*Exercise task*
Restate the listing below word for word, omitting any images.

** Start of Records shown **

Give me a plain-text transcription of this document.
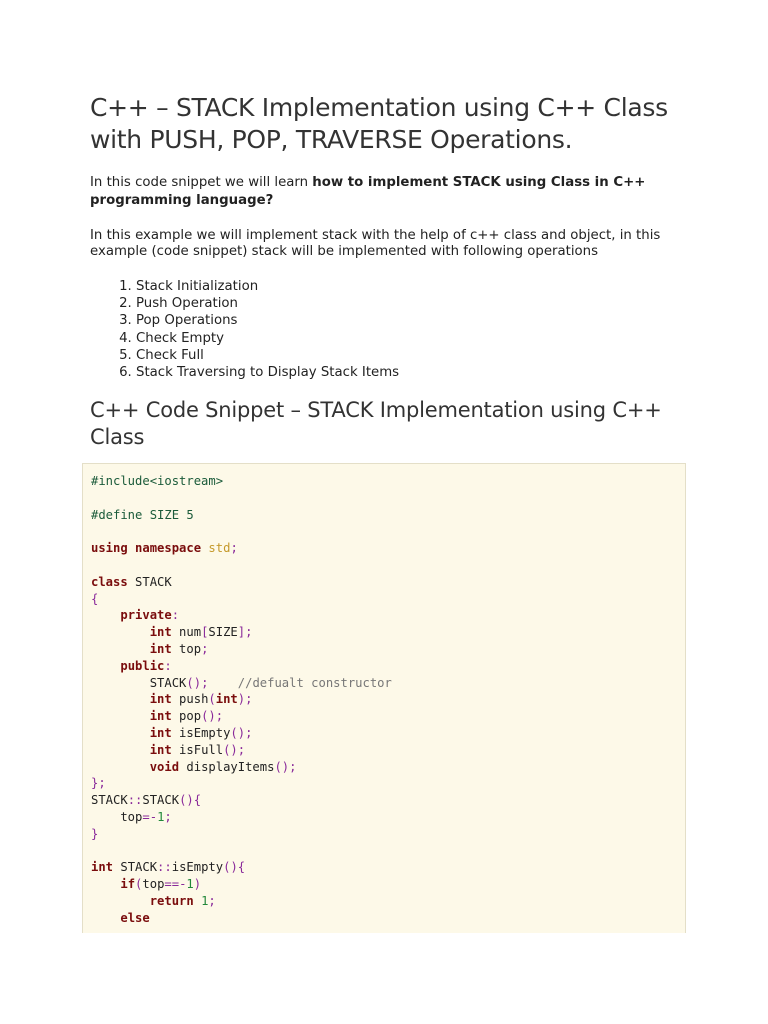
C++ – STACK Implementation using C++ Class with PUSH, POP, TRAVERSE Operations.
In this code snippet we will learn how to implement STACK using Class in C++ programming language?
In this example we will implement stack with the help of c++ class and object, in this example (code snippet) stack will be implemented with following operations
1. Stack Initialization
2. Push Operation
3. Pop Operations
4. Check Empty
5. Check Full
6. Stack Traversing to Display Stack Items
C++ Code Snippet – STACK Implementation using C++ Class
#include<iostream>

#define SIZE 5

using namespace std;

class STACK
{
private:
int num[SIZE];
int top;
public:
STACK(); //defualt constructor
int push(int);
int pop();
int isEmpty();
int isFull();
void displayItems();
};
STACK::STACK(){
top=-1;
}

int STACK::isEmpty(){
if(top==-1)
return 1;
else
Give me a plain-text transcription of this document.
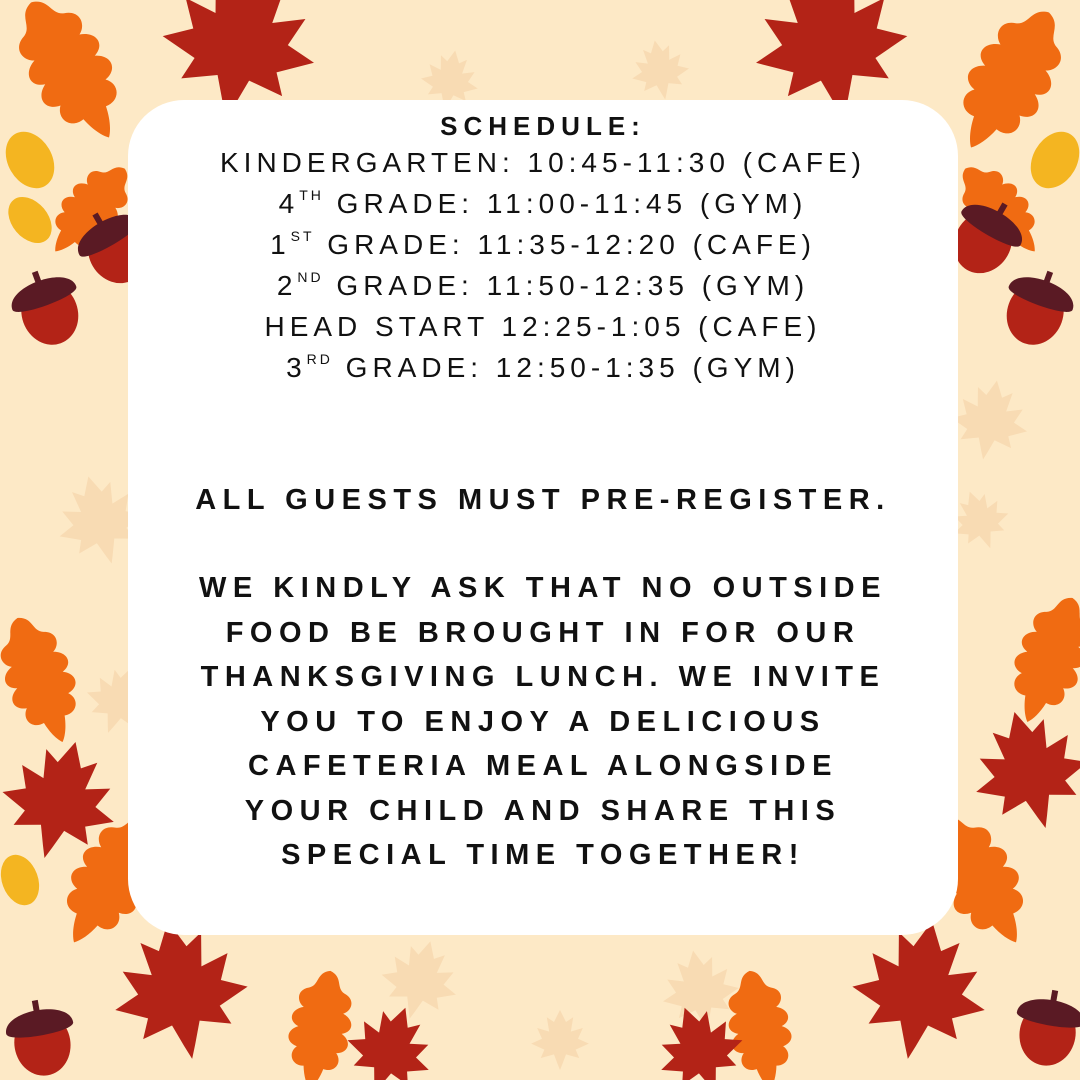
SCHEDULE:
KINDERGARTEN: 10:45-11:30 (CAFE)
4TH GRADE: 11:00-11:45 (GYM)
1ST GRADE: 11:35-12:20 (CAFE)
2ND GRADE: 11:50-12:35 (GYM)
HEAD START 12:25-1:05 (CAFE)
3RD GRADE: 12:50-1:35 (GYM)
ALL GUESTS MUST PRE-REGISTER.
WE KINDLY ASK THAT NO OUTSIDE
FOOD BE BROUGHT IN FOR OUR
THANKSGIVING LUNCH. WE INVITE
YOU TO ENJOY A DELICIOUS
CAFETERIA MEAL ALONGSIDE
YOUR CHILD AND SHARE THIS
SPECIAL TIME TOGETHER!
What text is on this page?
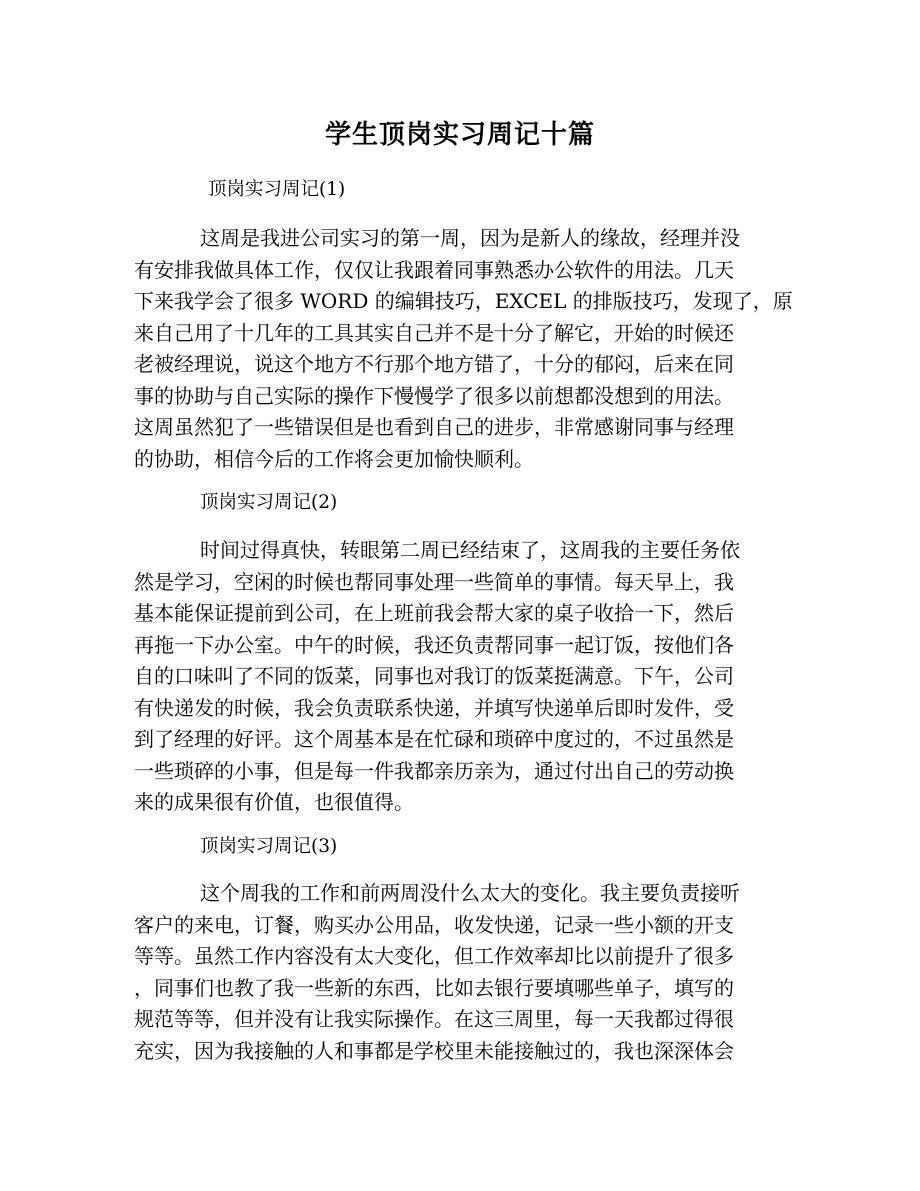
学生顶岗实习周记十篇
顶岗实习周记(1)
这周是我进公司实习的第一周，因为是新人的缘故，经理并没
有安排我做具体工作，仅仅让我跟着同事熟悉办公软件的用法。几天
下来我学会了很多 WORD 的编辑技巧，EXCEL 的排版技巧，发现了，原
来自己用了十几年的工具其实自己并不是十分了解它，开始的时候还
老被经理说，说这个地方不行那个地方错了，十分的郁闷，后来在同
事的协助与自己实际的操作下慢慢学了很多以前想都没想到的用法。
这周虽然犯了一些错误但是也看到自己的进步，非常感谢同事与经理
的协助，相信今后的工作将会更加愉快顺利。
顶岗实习周记(2)
时间过得真快，转眼第二周已经结束了，这周我的主要任务依
然是学习，空闲的时候也帮同事处理一些简单的事情。每天早上，我
基本能保证提前到公司，在上班前我会帮大家的桌子收拾一下，然后
再拖一下办公室。中午的时候，我还负责帮同事一起订饭，按他们各
自的口味叫了不同的饭菜，同事也对我订的饭菜挺满意。下午，公司
有快递发的时候，我会负责联系快递，并填写快递单后即时发件，受
到了经理的好评。这个周基本是在忙碌和琐碎中度过的，不过虽然是
一些琐碎的小事，但是每一件我都亲历亲为，通过付出自己的劳动换
来的成果很有价值，也很值得。
顶岗实习周记(3)
这个周我的工作和前两周没什么太大的变化。我主要负责接听
客户的来电，订餐，购买办公用品，收发快递，记录一些小额的开支
等等。虽然工作内容没有太大变化，但工作效率却比以前提升了很多
，同事们也教了我一些新的东西，比如去银行要填哪些单子，填写的
规范等等，但并没有让我实际操作。在这三周里，每一天我都过得很
充实，因为我接触的人和事都是学校里未能接触过的，我也深深体会
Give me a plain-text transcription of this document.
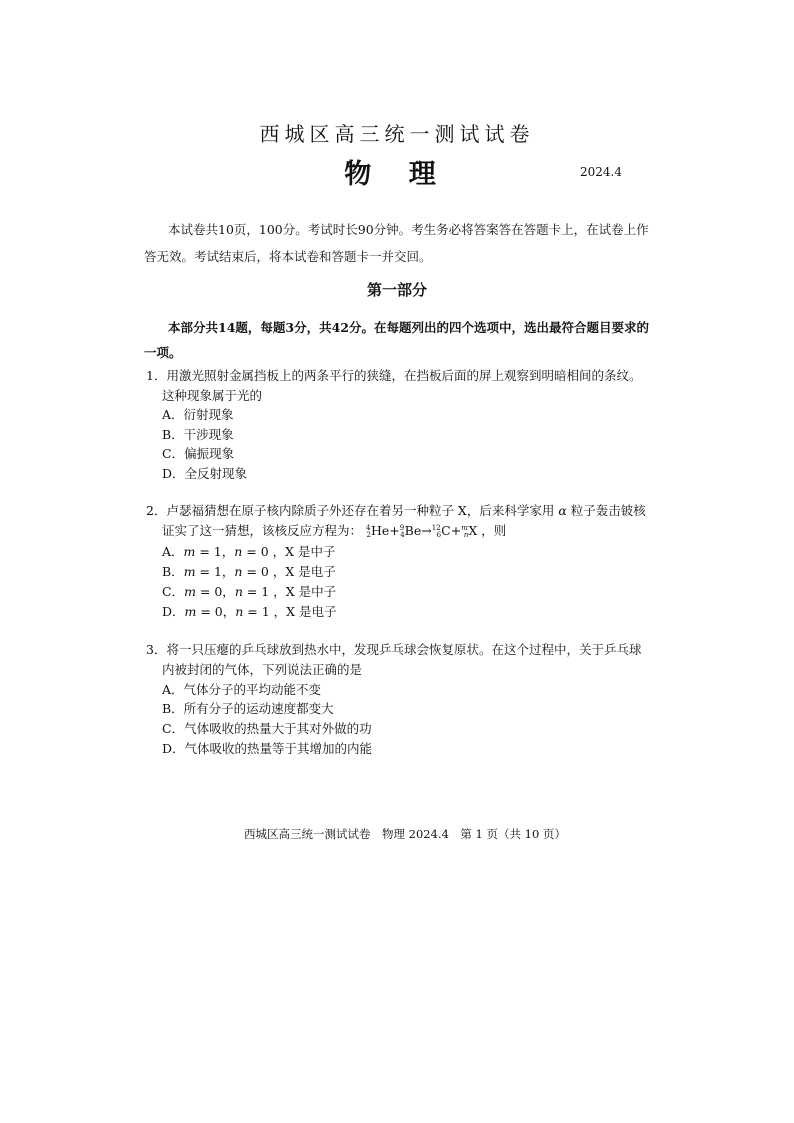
西城区高三统一测试试卷
物 理	2024.4
本试卷共10页，100分。考试时长90分钟。考生务必将答案答在答题卡上，在试卷上作
答无效。考试结束后，将本试卷和答题卡一并交回。
第一部分
本部分共14题，每题3分，共42分。在每题列出的四个选项中，选出最符合题目要求的
一项。
1．用激光照射金属挡板上的两条平行的狭缝，在挡板后面的屏上观察到明暗相间的条纹。
这种现象属于光的
A．衍射现象
B．干涉现象
C．偏振现象
D．全反射现象
2．卢瑟福猜想在原子核内除质子外还存在着另一种粒子 X，后来科学家用 α 粒子轰击铍核
证实了这一猜想，该核反应方程为： $^4_2$He+$^9_4$Be→$^{12}_6$C+$^m_n$X ，则
A．m = 1，n = 0 ，X 是中子
B．m = 1，n = 0 ，X 是电子
C．m = 0，n = 1 ，X 是中子
D．m = 0，n = 1 ，X 是电子
3．将一只压瘪的乒乓球放到热水中，发现乒乓球会恢复原状。在这个过程中，关于乒乓球
内被封闭的气体，下列说法正确的是
A．气体分子的平均动能不变
B．所有分子的运动速度都变大
C．气体吸收的热量大于其对外做的功
D．气体吸收的热量等于其增加的内能
西城区高三统一测试试卷　物理 2024.4　第 1 页（共 10 页）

** End of Records shown **

*Output for this task*
Give me a plain-text transcription of this document.
C++ – STACK Implementation using C++ Class with PUSH, POP, TRAVERSE Operations.
In this code snippet we will learn how to implement STACK using Class in C++ programming language?
In this example we will implement stack with the help of c++ class and object, in this example (code snippet) stack will be implemented with following operations
1. Stack Initialization
2. Push Operation
3. Pop Operations
4. Check Empty
5. Check Full
6. Stack Traversing to Display Stack Items
C++ Code Snippet – STACK Implementation using C++ Class
#include<iostream>

#define SIZE 5

using namespace std;

class STACK
{
private:
int num[SIZE];
int top;
public:
STACK(); //defualt constructor
int push(int);
int pop();
int isEmpty();
int isFull();
void displayItems();
};
STACK::STACK(){
top=-1;
}

int STACK::isEmpty(){
if(top==-1)
return 1;
else
Give me a plain-text transcription of this document.
SCHEDULE:
KINDERGARTEN: 10:45-11:30 (CAFE)
4TH GRADE: 11:00-11:45 (GYM)
1ST GRADE: 11:35-12:20 (CAFE)
2ND GRADE: 11:50-12:35 (GYM)
HEAD START 12:25-1:05 (CAFE)
3RD GRADE: 12:50-1:35 (GYM)
ALL GUESTS MUST PRE-REGISTER.
WE KINDLY ASK THAT NO OUTSIDE
FOOD BE BROUGHT IN FOR OUR
THANKSGIVING LUNCH. WE INVITE
YOU TO ENJOY A DELICIOUS
CAFETERIA MEAL ALONGSIDE
YOUR CHILD AND SHARE THIS
SPECIAL TIME TOGETHER!
What text is on this page?
学生顶岗实习周记十篇
顶岗实习周记(1)
这周是我进公司实习的第一周，因为是新人的缘故，经理并没
有安排我做具体工作，仅仅让我跟着同事熟悉办公软件的用法。几天
下来我学会了很多 WORD 的编辑技巧，EXCEL 的排版技巧，发现了，原
来自己用了十几年的工具其实自己并不是十分了解它，开始的时候还
老被经理说，说这个地方不行那个地方错了，十分的郁闷，后来在同
事的协助与自己实际的操作下慢慢学了很多以前想都没想到的用法。
这周虽然犯了一些错误但是也看到自己的进步，非常感谢同事与经理
的协助，相信今后的工作将会更加愉快顺利。
顶岗实习周记(2)
时间过得真快，转眼第二周已经结束了，这周我的主要任务依
然是学习，空闲的时候也帮同事处理一些简单的事情。每天早上，我
基本能保证提前到公司，在上班前我会帮大家的桌子收拾一下，然后
再拖一下办公室。中午的时候，我还负责帮同事一起订饭，按他们各
自的口味叫了不同的饭菜，同事也对我订的饭菜挺满意。下午，公司
有快递发的时候，我会负责联系快递，并填写快递单后即时发件，受
到了经理的好评。这个周基本是在忙碌和琐碎中度过的，不过虽然是
一些琐碎的小事，但是每一件我都亲历亲为，通过付出自己的劳动换
来的成果很有价值，也很值得。
顶岗实习周记(3)
这个周我的工作和前两周没什么太大的变化。我主要负责接听
客户的来电，订餐，购买办公用品，收发快递，记录一些小额的开支
等等。虽然工作内容没有太大变化，但工作效率却比以前提升了很多
，同事们也教了我一些新的东西，比如去银行要填哪些单子，填写的
规范等等，但并没有让我实际操作。在这三周里，每一天我都过得很
充实，因为我接触的人和事都是学校里未能接触过的，我也深深体会
Give me a plain-text transcription of this document.
西城区高三统一测试试卷
物 理	2024.4
本试卷共10页，100分。考试时长90分钟。考生务必将答案答在答题卡上，在试卷上作
答无效。考试结束后，将本试卷和答题卡一并交回。
第一部分
本部分共14题，每题3分，共42分。在每题列出的四个选项中，选出最符合题目要求的
一项。
1．用激光照射金属挡板上的两条平行的狭缝，在挡板后面的屏上观察到明暗相间的条纹。
这种现象属于光的
A．衍射现象
B．干涉现象
C．偏振现象
D．全反射现象
2．卢瑟福猜想在原子核内除质子外还存在着另一种粒子 X，后来科学家用 α 粒子轰击铍核
证实了这一猜想，该核反应方程为： $^4_2$He+$^9_4$Be→$^{12}_6$C+$^m_n$X ，则
A．m = 1，n = 0 ，X 是中子
B．m = 1，n = 0 ，X 是电子
C．m = 0，n = 1 ，X 是中子
D．m = 0，n = 1 ，X 是电子
3．将一只压瘪的乒乓球放到热水中，发现乒乓球会恢复原状。在这个过程中，关于乒乓球
内被封闭的气体，下列说法正确的是
A．气体分子的平均动能不变
B．所有分子的运动速度都变大
C．气体吸收的热量大于其对外做的功
D．气体吸收的热量等于其增加的内能
西城区高三统一测试试卷　物理 2024.4　第 1 页（共 10 页）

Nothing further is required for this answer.